> **Text**
WorldCat Institution Registry and Identifiers
(Or: PeteJ bangs on about http URIs again!)
In a couple of recent posts, Lorcan highlights the availability of a new WorldCat Institution Registry service provided by OCLC. The registry stores, manages and makes available descriptions of institutions, mainly libraries and library consortia, and I agree with Lorcan that this is potentially a very valuable service.
Lorcan's second post cites a post by Ed Summers in which Ed notes:
If you drill into a particular institution you’ll see a pleasantly cool uri:
…which would serve nicely as an identifier for the Browne Popular Culture Library. The institution pages are HTML instead of XML–however there is a link to an XML representation:
http://worldcat.org/webservices/registry/content/Institutions/89073
This URL isn’t bad but it would be rather nice if the former could return XML if the Accept: header had text/xml slotted before text/html.
As I was rushing out the door last night, I posted a comment to Ed's post expressing my whole-hearted agreement with both of these points, but also expressing a degree of concern at another aspect of the use of identifiers I'd observed in the data exposed by the registry. As far as I can see, my comment doesn't seem to have made it through to Ed's weblog (yet, anyway - maybe Ed moderates his comments and I'm just being impatient, or maybe - more likely - in my haste to get to the pub I clicked the wrong button on his submission form!) so I'm posting a note here.

> **Data shown**
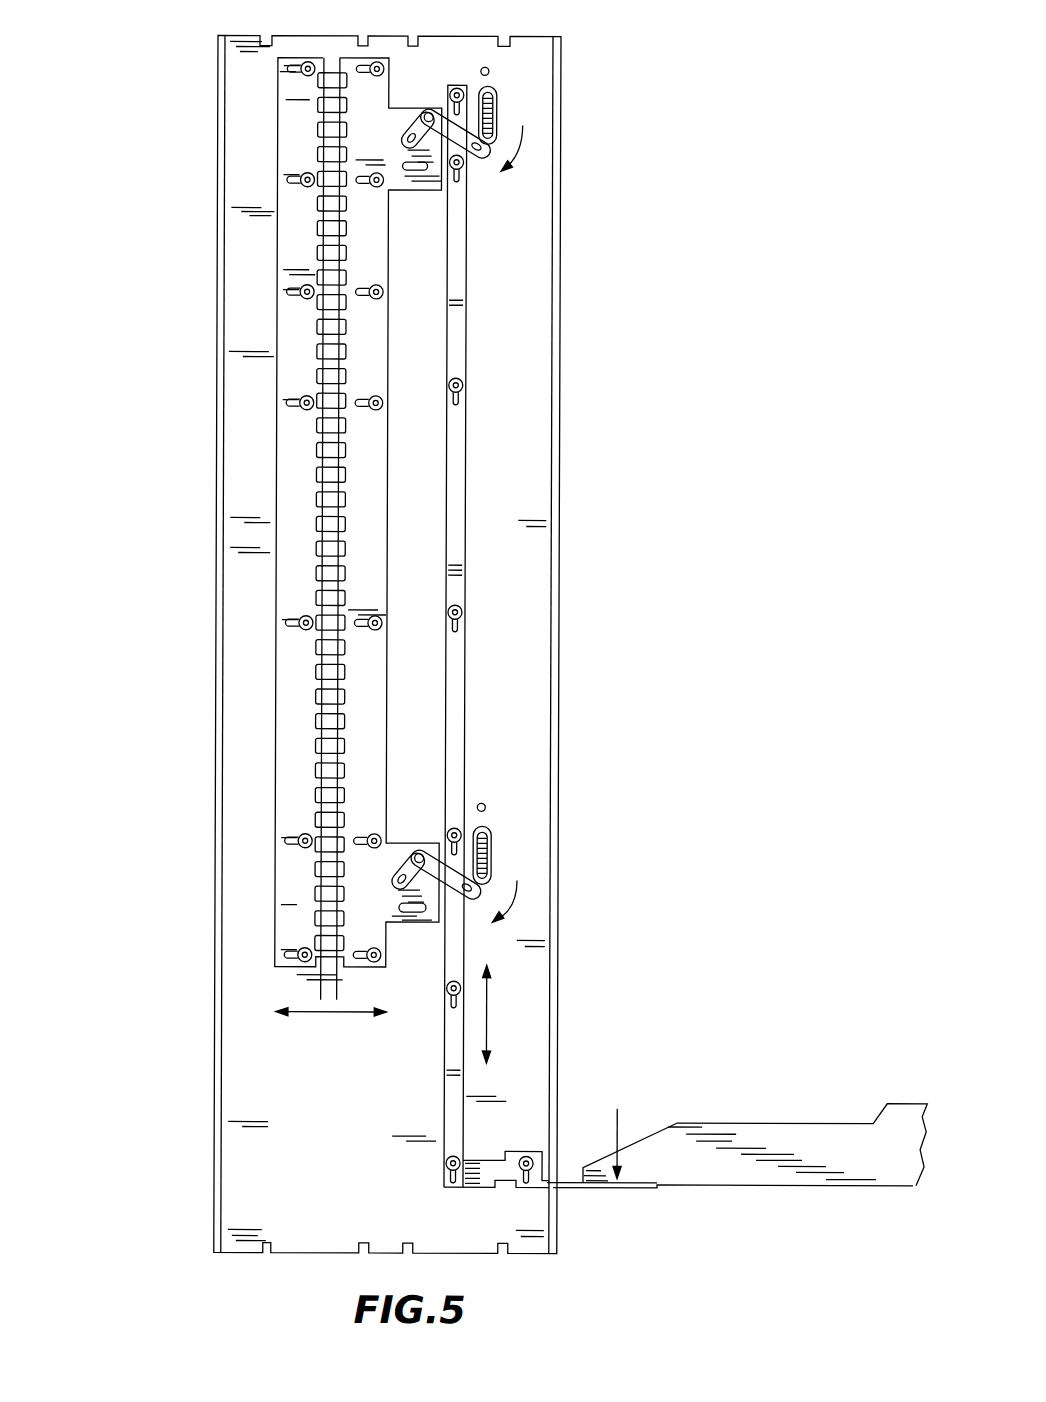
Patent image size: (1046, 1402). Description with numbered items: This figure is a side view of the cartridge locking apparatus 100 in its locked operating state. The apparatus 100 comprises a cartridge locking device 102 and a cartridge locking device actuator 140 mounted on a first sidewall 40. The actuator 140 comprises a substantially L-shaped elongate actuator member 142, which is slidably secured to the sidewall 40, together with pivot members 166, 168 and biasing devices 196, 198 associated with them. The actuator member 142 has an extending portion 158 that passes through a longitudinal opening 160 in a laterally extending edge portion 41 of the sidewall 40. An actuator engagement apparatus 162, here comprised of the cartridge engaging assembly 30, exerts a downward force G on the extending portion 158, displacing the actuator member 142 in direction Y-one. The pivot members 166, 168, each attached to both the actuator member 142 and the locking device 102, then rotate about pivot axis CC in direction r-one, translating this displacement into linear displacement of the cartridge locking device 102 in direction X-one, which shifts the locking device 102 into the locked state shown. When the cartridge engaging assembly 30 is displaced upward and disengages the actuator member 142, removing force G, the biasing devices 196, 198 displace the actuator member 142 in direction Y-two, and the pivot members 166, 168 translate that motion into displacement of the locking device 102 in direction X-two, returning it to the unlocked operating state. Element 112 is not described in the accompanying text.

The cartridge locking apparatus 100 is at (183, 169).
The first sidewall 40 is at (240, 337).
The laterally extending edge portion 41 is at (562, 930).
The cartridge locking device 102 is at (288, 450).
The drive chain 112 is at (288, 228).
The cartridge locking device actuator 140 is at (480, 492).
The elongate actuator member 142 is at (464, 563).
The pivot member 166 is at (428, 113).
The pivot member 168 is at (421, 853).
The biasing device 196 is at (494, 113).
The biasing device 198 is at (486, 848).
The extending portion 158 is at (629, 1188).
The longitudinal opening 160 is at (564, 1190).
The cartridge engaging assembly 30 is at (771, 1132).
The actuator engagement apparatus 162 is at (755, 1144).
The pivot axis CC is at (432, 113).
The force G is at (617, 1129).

> **Exercise requirements**
1) From the post on the WorldCat Institution Registry, output the passage starting with "In a couple" and going on through "very valuable service.".
2) In the post on the WorldCat Institution Registry, what kinds of institutions does the registry mainly describe?
3) Shorten the paragraph of the WorldCat Institution Registry post that begins "As I was rushing out the door last night," while keeping its main facts.
You won't need the records for any of this.

> **Answers by task**
1)
In a couple of recent posts, Lorcan highlights the availability of a new WorldCat Institution Registry service provided by OCLC. The registry stores, manages and makes available descriptions of institutions, mainly libraries and library consortia, and I agree with Lorcan that this is potentially a very valuable service.

2) Libraries and library consortia.

3) While hurrying out the night before, the writer left a comment on Ed's post. It agreed wholeheartedly with both of Ed's points and raised concern about another aspect of how identifiers are used in the registry's data. The comment doesn't seem to have appeared on Ed's weblog. That may be because of comment moderation or, more likely, because the wrong button was clicked in the rush to get to the pub. So the writer is posting a note here instead.